-- REQUEST --
Records follow. Select each line holding "контроль".

-- GIVEN ENTRIES --
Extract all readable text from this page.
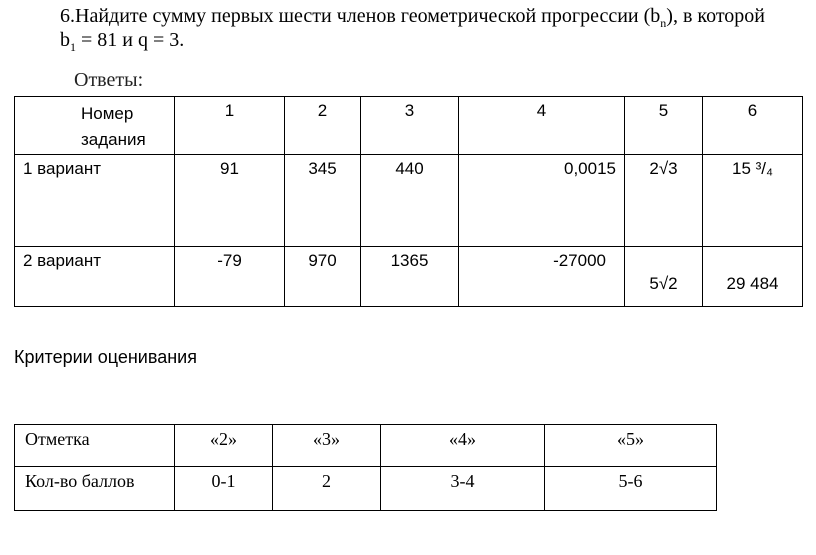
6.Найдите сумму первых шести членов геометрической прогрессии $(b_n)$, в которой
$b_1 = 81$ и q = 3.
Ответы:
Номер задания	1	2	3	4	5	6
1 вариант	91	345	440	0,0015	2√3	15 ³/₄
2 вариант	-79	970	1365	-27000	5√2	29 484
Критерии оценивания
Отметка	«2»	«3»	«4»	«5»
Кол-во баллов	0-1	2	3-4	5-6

--

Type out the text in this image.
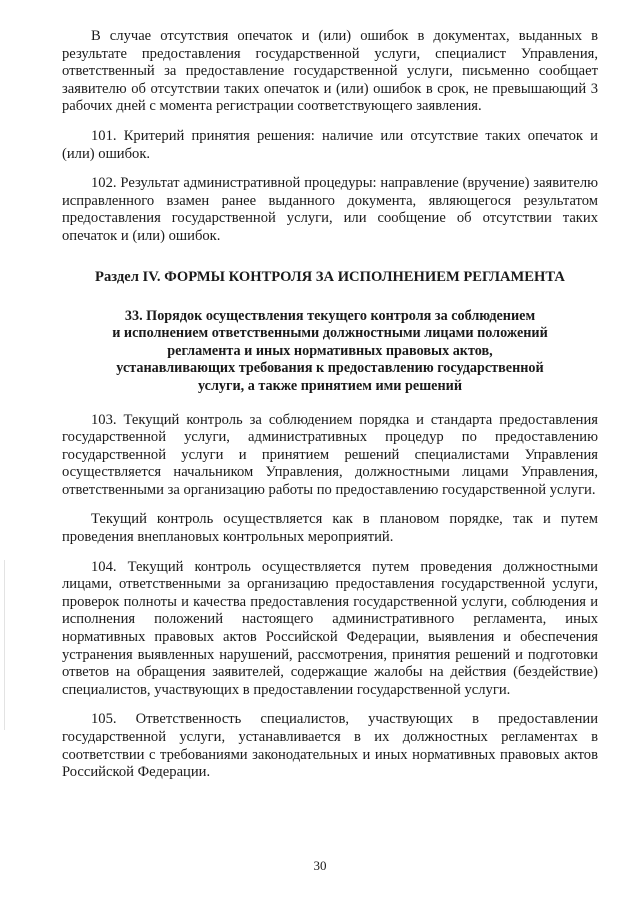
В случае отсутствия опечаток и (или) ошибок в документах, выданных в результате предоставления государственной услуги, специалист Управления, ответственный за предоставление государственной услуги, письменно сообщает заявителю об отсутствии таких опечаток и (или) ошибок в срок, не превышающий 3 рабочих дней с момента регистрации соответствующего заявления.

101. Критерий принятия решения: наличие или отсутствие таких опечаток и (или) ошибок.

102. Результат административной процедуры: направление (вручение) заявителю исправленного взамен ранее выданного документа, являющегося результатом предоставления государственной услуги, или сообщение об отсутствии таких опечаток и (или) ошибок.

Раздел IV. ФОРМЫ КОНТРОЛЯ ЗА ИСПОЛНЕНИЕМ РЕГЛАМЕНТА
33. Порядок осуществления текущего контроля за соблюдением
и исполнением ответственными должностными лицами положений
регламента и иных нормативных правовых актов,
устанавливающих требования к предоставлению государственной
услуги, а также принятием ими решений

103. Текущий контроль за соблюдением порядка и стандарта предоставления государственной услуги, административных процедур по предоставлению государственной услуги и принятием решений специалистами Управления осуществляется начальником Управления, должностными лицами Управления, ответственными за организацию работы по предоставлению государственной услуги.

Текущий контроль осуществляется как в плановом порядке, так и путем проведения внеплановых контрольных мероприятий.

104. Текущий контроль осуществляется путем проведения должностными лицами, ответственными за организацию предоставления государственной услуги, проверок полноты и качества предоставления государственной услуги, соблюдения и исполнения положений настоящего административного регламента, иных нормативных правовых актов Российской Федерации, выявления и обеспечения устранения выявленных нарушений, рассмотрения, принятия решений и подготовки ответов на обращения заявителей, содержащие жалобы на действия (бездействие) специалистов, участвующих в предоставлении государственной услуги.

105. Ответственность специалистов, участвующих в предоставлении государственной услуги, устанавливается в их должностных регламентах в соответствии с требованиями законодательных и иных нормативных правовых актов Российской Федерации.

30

* * *

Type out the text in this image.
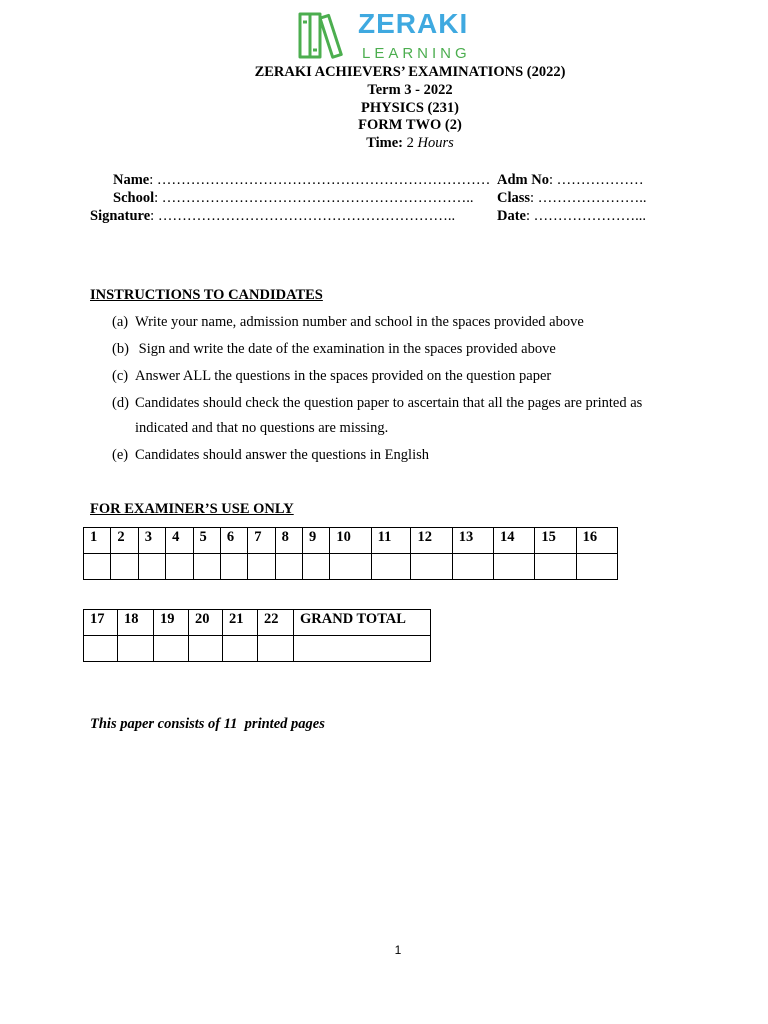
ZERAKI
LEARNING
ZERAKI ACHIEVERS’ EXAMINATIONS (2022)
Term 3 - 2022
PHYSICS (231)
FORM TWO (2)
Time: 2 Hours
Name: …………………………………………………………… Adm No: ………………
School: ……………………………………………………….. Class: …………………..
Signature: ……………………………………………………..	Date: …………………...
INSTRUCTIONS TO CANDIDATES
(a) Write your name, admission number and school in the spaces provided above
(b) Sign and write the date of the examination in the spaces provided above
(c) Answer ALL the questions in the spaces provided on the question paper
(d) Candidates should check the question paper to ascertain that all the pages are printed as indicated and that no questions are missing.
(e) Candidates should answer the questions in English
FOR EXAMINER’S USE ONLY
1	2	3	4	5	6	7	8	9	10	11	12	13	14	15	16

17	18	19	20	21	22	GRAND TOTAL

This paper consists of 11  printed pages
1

-- EXPECTED ANSWER --
103. Текущий контроль за соблюдением порядка и стандарта предоставления государственной услуги, административных процедур по предоставлению государственной услуги и принятием решений специалистами Управления осуществляется начальником Управления, должностными лицами Управления, ответственными за организацию работы по предоставлению государственной услуги.
Текущий контроль осуществляется как в плановом порядке, так и путем проведения внеплановых контрольных мероприятий.
104. Текущий контроль осуществляется путем проведения должностными лицами, ответственными за организацию предоставления государственной услуги, проверок полноты и качества предоставления государственной услуги, соблюдения и исполнения положений настоящего административного регламента, иных нормативных правовых актов Российской Федерации, выявления и обеспечения устранения выявленных нарушений, рассмотрения, принятия решений и подготовки ответов на обращения заявителей, содержащие жалобы на действия (бездействие) специалистов, участвующих в предоставлении государственной услуги.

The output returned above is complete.